INSTRUCTIONS TO FOLLOW: Which lines include the word "Einspeisesteckdose"? Copy each of them.

EXERCISE INPUTS:
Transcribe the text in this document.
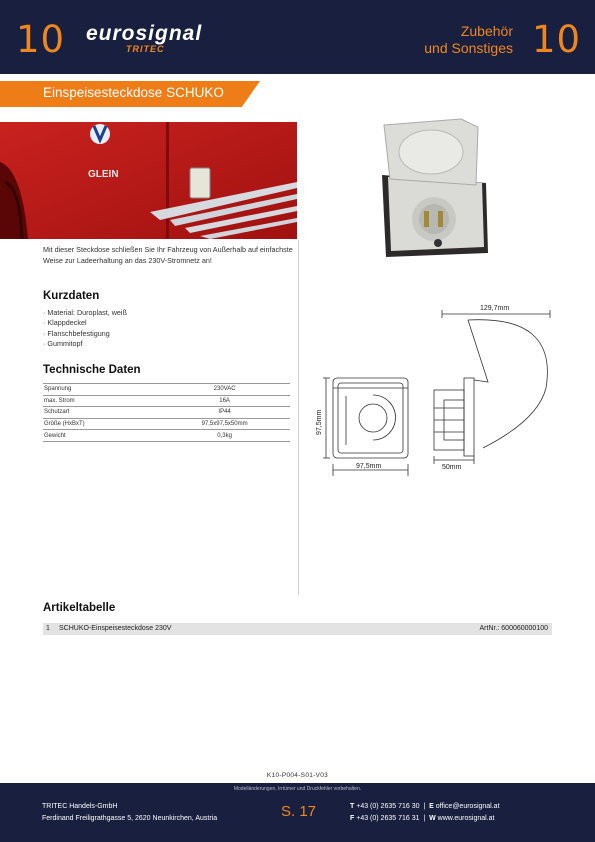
10 eurosignal
TRITEC
Zubehör
und Sonstiges 10
Einspeisesteckdose SCHUKO
GLEIN
Mit dieser Steckdose schließen Sie Ihr Fahrzeug von Außerhalb auf einfachste Weise zur Ladeerhaltung an das 230V-Stromnetz an!
Kurzdaten
· Material: Duroplast, weiß
· Klappdeckel
· Flanschbefestigung
· Gummitopf
Technische Daten
Spannung	230VAC
max. Strom	16A
Schutzart	IP44
Größe (HxBxT)	97,5x97,5x50mm
Gewicht	0,3kg
129,7mm
97,5mm
97,5mm	50mm
Artikeltabelle
1 SCHUKO-Einspeisesteckdose 230V	ArtNr.: 600060000100
K10-P004-S01-V03
Modelländerungen, Irrtümer und Druckfehler vorbehalten.
TRITEC Handels-GmbH
Ferdinand Freiligrathgasse 5, 2620 Neunkirchen, Austria	S. 17	T +43 (0) 2635 716 30 | E office@eurosignal.at
F +43 (0) 2635 716 31 | W www.eurosignal.at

EXERCISE SOLUTION:
Einspeisesteckdose SCHUKO
1 SCHUKO-Einspeisesteckdose 230V	ArtNr.: 600060000100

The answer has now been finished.